→ **SHORT PROBLEM A**:
In two sentences, how would you sum up the Galapagos Vision blog excerpt?
→ **SHORT PROBLEM B**:
Which good points about the trip does the Galapagos Vision blog excerpt list in the sentence that begins "It was very relaxing"?
→ **SHORT PROBLEM C**:
Can you print the Galapagos Vision blog excerpt word for word, starting at "1. Pingback: Zufall" and ending at "these glorious islands."?

→ **SOURCE EXTRACT**:
#####
Being the conduit between the passengers and the crew, he was the one who had to handle the complaints and issues and he did it with grace. If it had not been for him, this cruise would have been about the problems and not about the amazing islands and the wealth of wildlife on land and below the sea.

Despite the issues, we loved our trip to the Galapagos and would tell anyone considering sailing on the Galapagos Vision that it is worth it…especially if the price of other boats would take the islands out of the itinerary. It was very relaxing, there was lots of down time, the itinerary is great and being in a smaller group was fantastic. Just, know not to expect too much and be ready to roll with the punches. Oh, and lock your bathroom door…despite it being in your room, it’s not a private bath!

7 thoughts on “What I Wish I Knew Before Boarding the Galapagos Vision

  1. Pingback: Zufall » Blog Archive » Photo Blog: Galapagos Islands, Ecuador

  2. I am so glad that some of the ¨not so perfect¨issues you encountered didn´t ruin your trip, or your memories of these glorious islands.
    Local responsible agents generally give you a contact number for emergencis, or have offices in the Galapagos where a representative can help you out. It´s great that the crew, guide and captain on Vision did their best to help you out with the meals etc… (and at least the shower incident is a good story to tell!)
#####
→ **DATA ROWS**:
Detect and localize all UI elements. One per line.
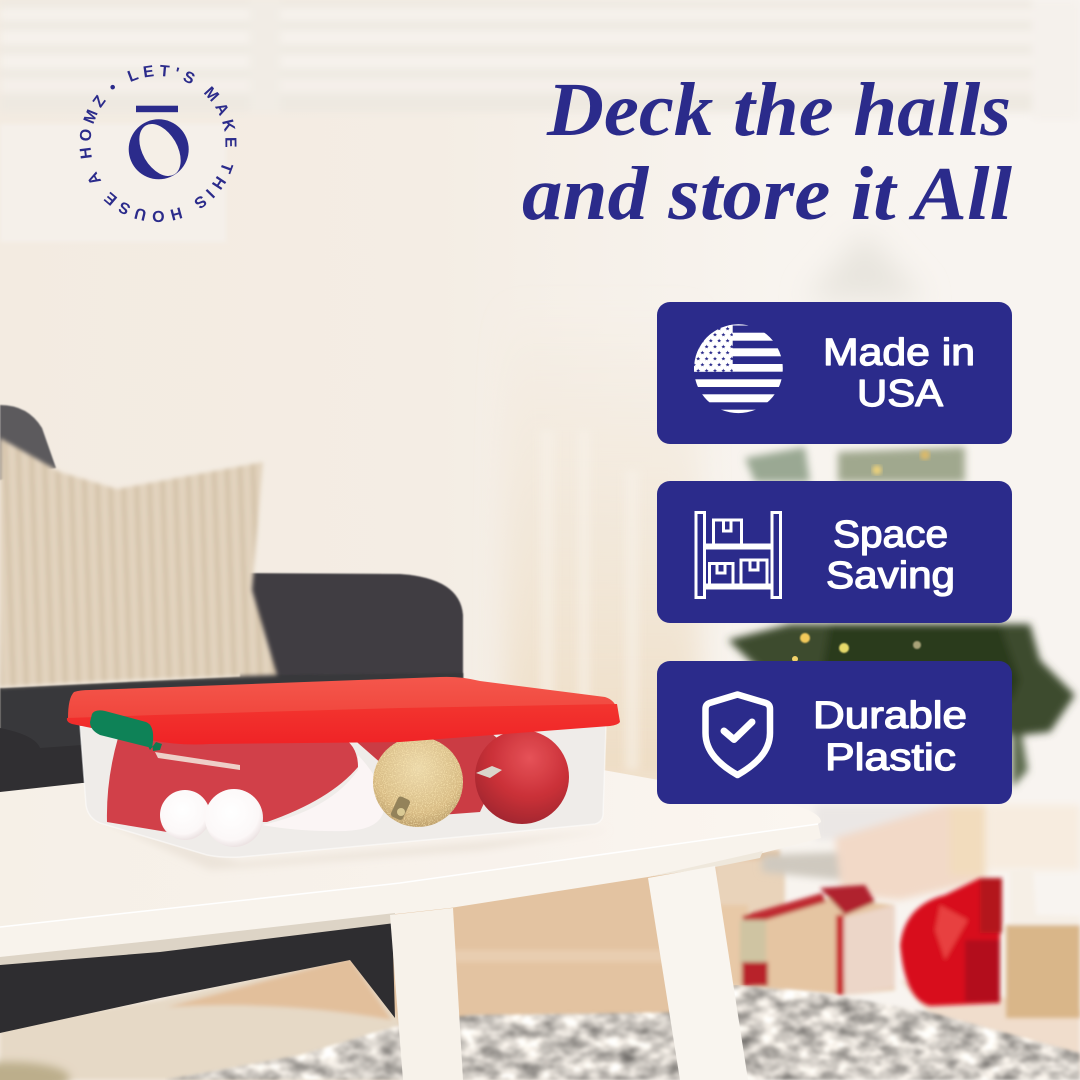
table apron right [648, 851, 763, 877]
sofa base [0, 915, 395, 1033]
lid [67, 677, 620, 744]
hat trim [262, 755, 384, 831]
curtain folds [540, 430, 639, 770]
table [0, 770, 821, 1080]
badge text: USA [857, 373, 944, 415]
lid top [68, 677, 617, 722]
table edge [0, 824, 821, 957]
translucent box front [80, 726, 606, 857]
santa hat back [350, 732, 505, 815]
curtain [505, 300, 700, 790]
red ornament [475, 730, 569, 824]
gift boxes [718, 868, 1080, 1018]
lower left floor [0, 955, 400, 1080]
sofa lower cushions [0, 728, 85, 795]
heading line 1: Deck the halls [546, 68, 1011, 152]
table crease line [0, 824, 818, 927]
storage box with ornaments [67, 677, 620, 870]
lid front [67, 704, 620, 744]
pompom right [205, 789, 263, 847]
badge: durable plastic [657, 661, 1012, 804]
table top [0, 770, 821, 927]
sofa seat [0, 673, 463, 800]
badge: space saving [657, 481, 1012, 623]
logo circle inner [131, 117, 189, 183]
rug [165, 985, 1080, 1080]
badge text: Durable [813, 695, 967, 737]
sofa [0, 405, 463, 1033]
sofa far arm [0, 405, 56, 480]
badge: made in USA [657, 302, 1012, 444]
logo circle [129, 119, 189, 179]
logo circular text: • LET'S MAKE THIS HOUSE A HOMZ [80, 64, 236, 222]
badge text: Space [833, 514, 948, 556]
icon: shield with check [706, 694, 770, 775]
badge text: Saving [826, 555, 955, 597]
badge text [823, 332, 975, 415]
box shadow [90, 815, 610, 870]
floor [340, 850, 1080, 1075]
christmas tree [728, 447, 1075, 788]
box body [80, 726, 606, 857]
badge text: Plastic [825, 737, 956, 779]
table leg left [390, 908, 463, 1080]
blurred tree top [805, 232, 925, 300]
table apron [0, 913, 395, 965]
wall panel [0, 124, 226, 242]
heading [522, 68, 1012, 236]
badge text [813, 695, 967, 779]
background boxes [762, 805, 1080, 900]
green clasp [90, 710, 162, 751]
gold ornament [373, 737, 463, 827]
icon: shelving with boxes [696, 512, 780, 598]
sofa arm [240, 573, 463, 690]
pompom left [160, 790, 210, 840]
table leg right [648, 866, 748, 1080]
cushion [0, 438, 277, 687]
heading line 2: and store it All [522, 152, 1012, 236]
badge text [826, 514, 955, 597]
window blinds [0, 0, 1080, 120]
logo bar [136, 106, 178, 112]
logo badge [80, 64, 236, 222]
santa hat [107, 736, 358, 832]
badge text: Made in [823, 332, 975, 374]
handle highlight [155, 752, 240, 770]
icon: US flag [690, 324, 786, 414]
#####
→ **SOLUTION A**:
The person who linked passengers and crew handled complaints and issues with grace, so the cruise was about the islands and wildlife rather than its problems. Despite the issues, the writer loved the trip and calls the Galapagos Vision worth it, and a commenter is glad the issues didn't ruin it, noting that local agents generally give an emergency contact number or have Galapagos offices.

→ **SOLUTION B**:
- It was very relaxing
- There was lots of down time
- The itinerary is great
- Being in a smaller group was fantastic

→ **SOLUTION C**:
1. Pingback: Zufall » Blog Archive » Photo Blog: Galapagos Islands, Ecuador

  2. I am so glad that some of the ¨not so perfect¨issues you encountered didn´t ruin your trip, or your memories of these glorious islands.